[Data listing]
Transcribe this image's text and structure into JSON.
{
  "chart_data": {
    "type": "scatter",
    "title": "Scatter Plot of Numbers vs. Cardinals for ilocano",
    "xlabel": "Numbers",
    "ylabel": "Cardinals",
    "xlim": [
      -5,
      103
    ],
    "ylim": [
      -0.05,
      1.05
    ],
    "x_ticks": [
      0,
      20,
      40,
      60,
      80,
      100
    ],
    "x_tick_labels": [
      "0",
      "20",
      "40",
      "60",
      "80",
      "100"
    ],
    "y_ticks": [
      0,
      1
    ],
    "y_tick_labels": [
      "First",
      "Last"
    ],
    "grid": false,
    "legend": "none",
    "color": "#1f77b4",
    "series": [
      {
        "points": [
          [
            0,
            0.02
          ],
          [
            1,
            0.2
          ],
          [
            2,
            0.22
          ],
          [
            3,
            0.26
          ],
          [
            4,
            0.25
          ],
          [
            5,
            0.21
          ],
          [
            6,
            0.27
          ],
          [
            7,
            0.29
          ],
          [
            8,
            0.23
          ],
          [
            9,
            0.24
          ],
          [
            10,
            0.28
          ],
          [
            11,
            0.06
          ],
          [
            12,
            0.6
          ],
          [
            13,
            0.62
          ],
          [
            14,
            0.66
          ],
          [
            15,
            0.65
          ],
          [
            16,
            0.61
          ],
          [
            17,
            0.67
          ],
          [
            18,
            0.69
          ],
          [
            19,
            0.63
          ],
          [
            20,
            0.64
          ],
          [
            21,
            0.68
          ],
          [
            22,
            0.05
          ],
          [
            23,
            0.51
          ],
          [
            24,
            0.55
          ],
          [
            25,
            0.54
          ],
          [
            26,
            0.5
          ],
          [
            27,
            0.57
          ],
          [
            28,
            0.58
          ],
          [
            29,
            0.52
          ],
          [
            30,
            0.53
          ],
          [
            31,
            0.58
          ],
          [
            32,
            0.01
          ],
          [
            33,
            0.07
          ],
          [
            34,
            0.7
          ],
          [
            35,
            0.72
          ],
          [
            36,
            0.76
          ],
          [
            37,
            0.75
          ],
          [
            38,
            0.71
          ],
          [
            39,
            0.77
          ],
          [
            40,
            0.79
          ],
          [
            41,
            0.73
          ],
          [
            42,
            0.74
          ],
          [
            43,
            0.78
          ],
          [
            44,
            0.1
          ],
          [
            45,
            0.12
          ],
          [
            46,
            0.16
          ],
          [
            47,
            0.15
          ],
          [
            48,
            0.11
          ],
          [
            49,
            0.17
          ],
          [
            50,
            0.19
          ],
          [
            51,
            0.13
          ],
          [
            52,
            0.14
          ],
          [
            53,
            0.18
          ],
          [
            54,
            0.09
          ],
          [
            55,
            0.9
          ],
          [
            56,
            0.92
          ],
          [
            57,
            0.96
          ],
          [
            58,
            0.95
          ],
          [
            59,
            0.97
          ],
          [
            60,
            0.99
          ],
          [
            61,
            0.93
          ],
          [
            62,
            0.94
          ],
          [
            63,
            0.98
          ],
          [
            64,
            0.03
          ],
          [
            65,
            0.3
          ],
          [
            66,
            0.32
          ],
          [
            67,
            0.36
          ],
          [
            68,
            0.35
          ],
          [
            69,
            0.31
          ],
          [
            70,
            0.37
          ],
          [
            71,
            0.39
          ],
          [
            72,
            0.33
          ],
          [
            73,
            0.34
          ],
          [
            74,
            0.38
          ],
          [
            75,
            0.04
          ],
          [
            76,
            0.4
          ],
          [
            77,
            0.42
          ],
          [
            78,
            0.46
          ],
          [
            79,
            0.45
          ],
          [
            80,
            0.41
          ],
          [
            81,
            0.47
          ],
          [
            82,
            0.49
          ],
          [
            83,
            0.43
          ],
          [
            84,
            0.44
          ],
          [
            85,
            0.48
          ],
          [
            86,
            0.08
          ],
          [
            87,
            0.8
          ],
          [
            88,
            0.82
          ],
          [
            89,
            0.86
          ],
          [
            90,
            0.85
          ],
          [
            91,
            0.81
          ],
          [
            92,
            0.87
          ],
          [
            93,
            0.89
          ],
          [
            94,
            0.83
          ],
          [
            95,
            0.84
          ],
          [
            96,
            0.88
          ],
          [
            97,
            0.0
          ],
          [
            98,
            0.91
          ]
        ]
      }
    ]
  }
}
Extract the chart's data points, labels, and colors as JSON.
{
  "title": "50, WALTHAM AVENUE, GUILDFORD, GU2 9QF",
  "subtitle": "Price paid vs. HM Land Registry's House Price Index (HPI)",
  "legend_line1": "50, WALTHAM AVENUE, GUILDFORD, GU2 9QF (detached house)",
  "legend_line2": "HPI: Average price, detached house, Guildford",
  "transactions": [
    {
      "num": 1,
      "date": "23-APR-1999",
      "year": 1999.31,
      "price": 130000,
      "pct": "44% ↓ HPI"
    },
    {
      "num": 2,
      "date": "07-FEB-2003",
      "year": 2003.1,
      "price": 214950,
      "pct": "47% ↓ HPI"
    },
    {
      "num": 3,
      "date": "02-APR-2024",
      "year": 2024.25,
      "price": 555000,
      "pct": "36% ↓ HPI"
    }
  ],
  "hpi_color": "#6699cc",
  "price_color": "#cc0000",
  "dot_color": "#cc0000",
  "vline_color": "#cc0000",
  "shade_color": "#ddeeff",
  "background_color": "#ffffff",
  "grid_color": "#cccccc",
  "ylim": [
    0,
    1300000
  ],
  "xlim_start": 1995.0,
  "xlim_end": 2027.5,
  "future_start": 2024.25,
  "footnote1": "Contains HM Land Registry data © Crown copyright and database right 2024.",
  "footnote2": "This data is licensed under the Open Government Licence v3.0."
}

## WORK REQUIRED
Count the lines above that contain the word "Land", and give only that number.

## CORRECT RESPONSE
2